### Document text

Canadian politician (1878–1968)

Daniel Harcourt Galbraith (November 30, 1878 – October 30, 1968) was a provincial politician from Alberta, Canada. He served as a member of the Legislative Assembly of Alberta from 1921 to 1930 sitting with the United Farmers caucus in government.

==Early life==
Galbraith was born in 1878 in Guelph, Ontario. His grandfather was Daniel Galbraith, a former Member of Parliament. He took his post secondary education at Ontario Agriculture College where he met his wife and married her. They settled in the Vulcan, Alberta area in 1904. They had three sons Doug, Curly & Robert (Bob) Galbraith.

Galbraith was good friends with Richard Bennett and Arthur Meighen who both served as Conservative prime ministers of Canada.

==Political career==
In the 1917 federal election, Galbraith ran for a seat in the House of Commons of Canada as a Non-Partisan League candidate in the electoral district of Bow River. He placed third, and the seat was taken by Unionist government candidate Howard Halladay.

### Exercises to complete
A – According to the Daniel Harcourt Galbraith biography, in what year did he and his wife settle in the Vulcan, Alberta area?
B – Copy the stretch of the Daniel Harcourt Galbraith biography from "Daniel Harcourt Galbraith" through "Robert (Bob) Galbraith." word for word.
C – Write what comes next in the Daniel Harcourt Galbraith biography, starting after its final sentence.

### Data entries
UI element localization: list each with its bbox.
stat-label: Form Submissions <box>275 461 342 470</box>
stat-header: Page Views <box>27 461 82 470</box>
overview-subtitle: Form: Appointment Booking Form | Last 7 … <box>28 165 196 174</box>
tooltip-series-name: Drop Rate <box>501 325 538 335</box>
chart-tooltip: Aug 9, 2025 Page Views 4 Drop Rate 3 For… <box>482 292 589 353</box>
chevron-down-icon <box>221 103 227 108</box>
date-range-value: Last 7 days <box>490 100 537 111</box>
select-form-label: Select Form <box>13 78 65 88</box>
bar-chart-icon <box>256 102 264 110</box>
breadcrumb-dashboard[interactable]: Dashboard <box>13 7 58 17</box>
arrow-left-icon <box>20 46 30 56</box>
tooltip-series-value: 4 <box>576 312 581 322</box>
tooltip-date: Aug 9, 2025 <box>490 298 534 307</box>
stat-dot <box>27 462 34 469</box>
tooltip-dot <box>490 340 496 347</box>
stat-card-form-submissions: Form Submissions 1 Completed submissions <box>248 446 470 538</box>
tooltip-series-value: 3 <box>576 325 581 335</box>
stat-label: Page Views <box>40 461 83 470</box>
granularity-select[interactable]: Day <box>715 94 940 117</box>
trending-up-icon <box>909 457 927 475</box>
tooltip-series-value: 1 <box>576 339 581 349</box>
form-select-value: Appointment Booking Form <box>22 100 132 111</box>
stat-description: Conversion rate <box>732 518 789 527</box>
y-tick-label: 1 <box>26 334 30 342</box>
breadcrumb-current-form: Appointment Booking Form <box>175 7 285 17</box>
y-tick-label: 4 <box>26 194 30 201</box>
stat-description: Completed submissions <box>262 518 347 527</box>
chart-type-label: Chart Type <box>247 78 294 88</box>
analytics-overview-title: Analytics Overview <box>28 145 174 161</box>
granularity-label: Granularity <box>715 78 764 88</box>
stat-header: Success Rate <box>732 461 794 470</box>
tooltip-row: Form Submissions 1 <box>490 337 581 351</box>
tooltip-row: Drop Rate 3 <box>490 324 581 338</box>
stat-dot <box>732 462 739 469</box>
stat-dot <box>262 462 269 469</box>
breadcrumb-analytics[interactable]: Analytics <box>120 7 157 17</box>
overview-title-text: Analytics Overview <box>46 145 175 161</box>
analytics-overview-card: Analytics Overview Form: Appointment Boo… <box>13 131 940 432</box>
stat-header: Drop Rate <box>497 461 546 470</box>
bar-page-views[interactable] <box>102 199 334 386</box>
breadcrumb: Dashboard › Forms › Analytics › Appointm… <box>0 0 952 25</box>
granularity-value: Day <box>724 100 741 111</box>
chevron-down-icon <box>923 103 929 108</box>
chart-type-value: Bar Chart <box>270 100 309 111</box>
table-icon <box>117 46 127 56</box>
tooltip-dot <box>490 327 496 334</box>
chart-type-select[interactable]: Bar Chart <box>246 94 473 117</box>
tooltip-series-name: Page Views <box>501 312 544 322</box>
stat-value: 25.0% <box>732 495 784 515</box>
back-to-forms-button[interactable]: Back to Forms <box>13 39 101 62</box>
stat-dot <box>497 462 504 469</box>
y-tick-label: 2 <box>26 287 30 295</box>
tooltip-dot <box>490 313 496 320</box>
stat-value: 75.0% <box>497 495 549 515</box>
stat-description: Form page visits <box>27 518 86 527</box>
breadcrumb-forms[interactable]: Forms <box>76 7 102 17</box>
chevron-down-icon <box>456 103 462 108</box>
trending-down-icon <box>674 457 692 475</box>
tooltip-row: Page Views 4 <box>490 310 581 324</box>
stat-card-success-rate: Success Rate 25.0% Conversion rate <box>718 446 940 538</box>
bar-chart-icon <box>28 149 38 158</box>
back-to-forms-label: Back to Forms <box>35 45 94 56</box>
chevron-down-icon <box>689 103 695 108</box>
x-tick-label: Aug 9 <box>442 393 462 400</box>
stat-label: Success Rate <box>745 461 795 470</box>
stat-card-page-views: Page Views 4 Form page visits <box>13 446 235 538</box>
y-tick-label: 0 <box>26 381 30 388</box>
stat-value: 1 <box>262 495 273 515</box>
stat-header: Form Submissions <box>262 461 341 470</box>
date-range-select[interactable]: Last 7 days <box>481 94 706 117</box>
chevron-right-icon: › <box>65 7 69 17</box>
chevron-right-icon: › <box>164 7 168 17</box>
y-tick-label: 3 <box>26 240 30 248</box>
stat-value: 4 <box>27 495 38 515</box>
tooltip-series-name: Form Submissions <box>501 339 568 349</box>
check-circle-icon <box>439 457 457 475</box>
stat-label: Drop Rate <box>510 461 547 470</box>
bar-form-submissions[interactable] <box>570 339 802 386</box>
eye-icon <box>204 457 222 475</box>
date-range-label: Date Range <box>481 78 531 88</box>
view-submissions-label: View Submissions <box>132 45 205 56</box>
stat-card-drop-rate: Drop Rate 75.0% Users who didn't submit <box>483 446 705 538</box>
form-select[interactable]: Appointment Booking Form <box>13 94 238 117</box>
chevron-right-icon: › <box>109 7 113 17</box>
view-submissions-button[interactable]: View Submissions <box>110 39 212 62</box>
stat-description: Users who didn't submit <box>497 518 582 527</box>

### Answers for each item
A – 1904

B –
Daniel Harcourt Galbraith (November 30, 1878 – October 30, 1968) was a provincial politician from Alberta, Canada. He served as a member of the Legislative Assembly of Alberta from 1921 to 1930 sitting with the United Farmers caucus in government.

==Early life==
Galbraith was born in 1878 in Guelph, Ontario. His grandfather was Daniel Galbraith, a former Member of Parliament. He took his post secondary education at Ontario Agriculture College where he met his wife and married her. They settled in the Vulcan, Alberta area in 1904. They had three sons Doug, Curly & Robert (Bob) Galbraith.

C –
As a United Farmers of Alberta candidate, Galbraith ran for the Nanton seat in the Alberta Legislature in the 1921 Alberta general election. The sitting MLA James Weir of the Non-Partisan League did not run for re-election so Galbraith took on his mantle and defeated former Liberal MLA John Glendenning in a hotly contested two way race. The UFA were elected to majority government in this election.

Galbraith ran for re-election in 1926. He took an even larger majority of the votes, and won in a three way race. He did not run for re-election in 1930.